» To do
Look for the string "důsledku" in the lines and copy each line that has it.

(A block of data)

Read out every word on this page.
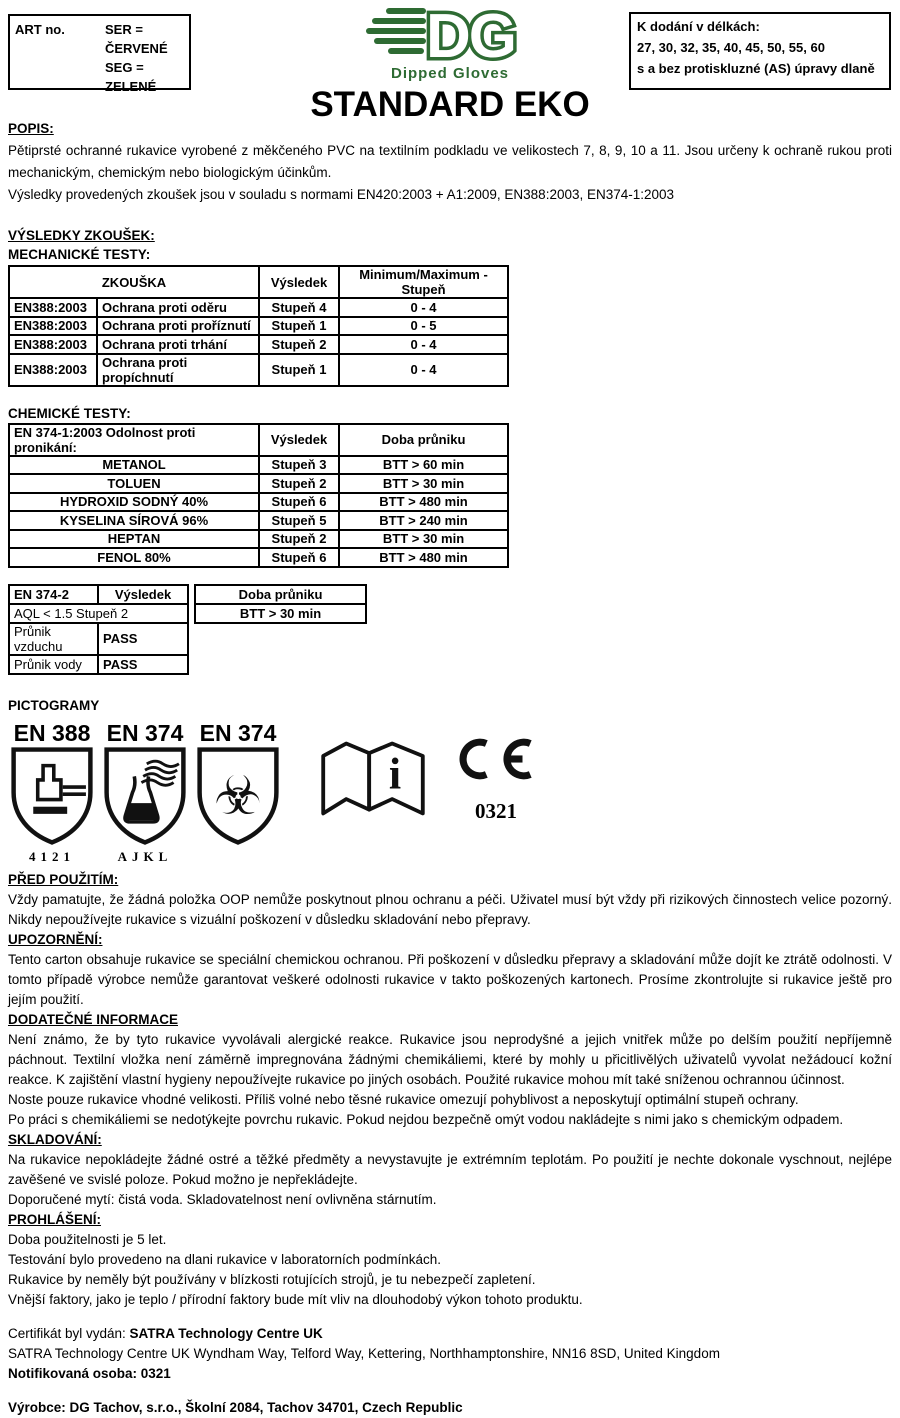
ART no.	SER = ČERVENÉ
SEG = ZELENÉ
DG
Dipped Gloves
STANDARD EKO
K dodání v délkách:
27, 30, 32, 35, 40, 45, 50, 55, 60
s a bez protiskluzné (AS) úpravy dlaně
POPIS:
Pětiprsté ochranné rukavice vyrobené z měkčeného PVC na textilním podkladu ve velikostech 7, 8, 9, 10 a 11. Jsou určeny k ochraně rukou proti mechanickým, chemickým nebo biologickým účinkům.
Výsledky provedených zkoušek jsou v souladu s normami EN420:2003 + A1:2009, EN388:2003, EN374-1:2003
VÝSLEDKY ZKOUŠEK:
MECHANICKÉ TESTY:
ZKOUŠKA		Výsledek	Minimum/Maximum - Stupeň
EN388:2003	Ochrana proti oděru	Stupeň 4	0 - 4
EN388:2003	Ochrana proti proříznutí	Stupeň 1	0 - 5
EN388:2003	Ochrana proti trhání	Stupeň 2	0 - 4
EN388:2003	Ochrana proti propíchnutí	Stupeň 1	0 - 4
CHEMICKÉ TESTY:
EN 374-1:2003 Odolnost proti pronikání:	Výsledek	Doba průniku
METANOL	Stupeň 3	BTT > 60 min
TOLUEN	Stupeň 2	BTT > 30 min
HYDROXID SODNÝ 40%	Stupeň 6	BTT > 480 min
KYSELINA SÍROVÁ 96%	Stupeň 5	BTT > 240 min
HEPTAN	Stupeň 2	BTT > 30 min
FENOL 80%	Stupeň 6	BTT > 480 min
EN 374-2	Výsledek
AQL < 1.5 Stupeň 2	
Průnik vzduchu	PASS
Průnik vody	PASS
Doba průniku
BTT > 30 min
PICTOGRAMY
EN 388
4121
EN 374
AJKL
EN 374
☣	i
0321
PŘED POUŽITÍM:
Vždy pamatujte, že žádná položka OOP nemůže poskytnout plnou ochranu a péči. Uživatel musí být vždy při rizikových činnostech velice pozorný. Nikdy nepoužívejte rukavice s vizuální poškození v důsledku skladování nebo přepravy.
UPOZORNĚNÍ:
Tento carton obsahuje rukavice se speciální chemickou ochranou. Při poškození v důsledku přepravy a skladování může dojít ke ztrátě odolnosti. V tomto případě výrobce nemůže garantovat veškeré odolnosti rukavice v takto poškozených kartonech. Prosíme zkontrolujte si rukavice ještě pro jejím použití.
DODATEČNÉ INFORMACE
Není známo, že by tyto rukavice vyvolávali alergické reakce. Rukavice jsou neprodyšné a jejich vnitřek může po delším použití nepříjemně páchnout. Textilní vložka není záměrně impregnována žádnými chemikáliemi, které by mohly u přicitlivělých uživatelů vyvolat nežádoucí kožní reakce. K zajištění vlastní hygieny nepoužívejte rukavice po jiných osobách. Použité rukavice mohou mít také sníženou ochrannou účinnost.
Noste pouze rukavice vhodné velikosti. Příliš volné nebo těsné rukavice omezují pohyblivost a neposkytují optimální stupeň ochrany.
Po práci s chemikáliemi se nedotýkejte povrchu rukavic. Pokud nejdou bezpečně omýt vodou nakládejte s nimi jako s chemickým odpadem.
SKLADOVÁNÍ:
Na rukavice nepokládejte žádné ostré a těžké předměty a nevystavujte je extrémním teplotám. Po použití je nechte dokonale vyschnout, nejlépe zavěšené ve svislé poloze. Pokud možno je nepřekládejte.
Doporučené mytí: čistá voda. Skladovatelnost není ovlivněna stárnutím.
PROHLÁŠENÍ:
Doba použitelnosti je 5 let.
Testování bylo provedeno na dlani rukavice v laboratorních podmínkách.
Rukavice by neměly být používány v blízkosti rotujících strojů, je tu nebezpečí zapletení.
Vnější faktory, jako je teplo / přírodní faktory bude mít vliv na dlouhodobý výkon tohoto produktu.
Certifikát byl vydán: SATRA Technology Centre UK
SATRA Technology Centre UK Wyndham Way, Telford Way, Kettering, Northhamptonshire, NN16 8SD, United Kingdom
Notifikovaná osoba: 0321
Výrobce: DG Tachov, s.r.o., Školní 2084, Tachov 34701, Czech Republic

» Exercise response
Vždy pamatujte, že žádná položka OOP nemůže poskytnout plnou ochranu a péči. Uživatel musí být vždy při rizikových činnostech velice pozorný. Nikdy nepoužívejte rukavice s vizuální poškození v důsledku skladování nebo přepravy.
Tento carton obsahuje rukavice se speciální chemickou ochranou. Při poškození v důsledku přepravy a skladování může dojít ke ztrátě odolnosti. V tomto případě výrobce nemůže garantovat veškeré odolnosti rukavice v takto poškozených kartonech. Prosíme zkontrolujte si rukavice ještě pro jejím použití.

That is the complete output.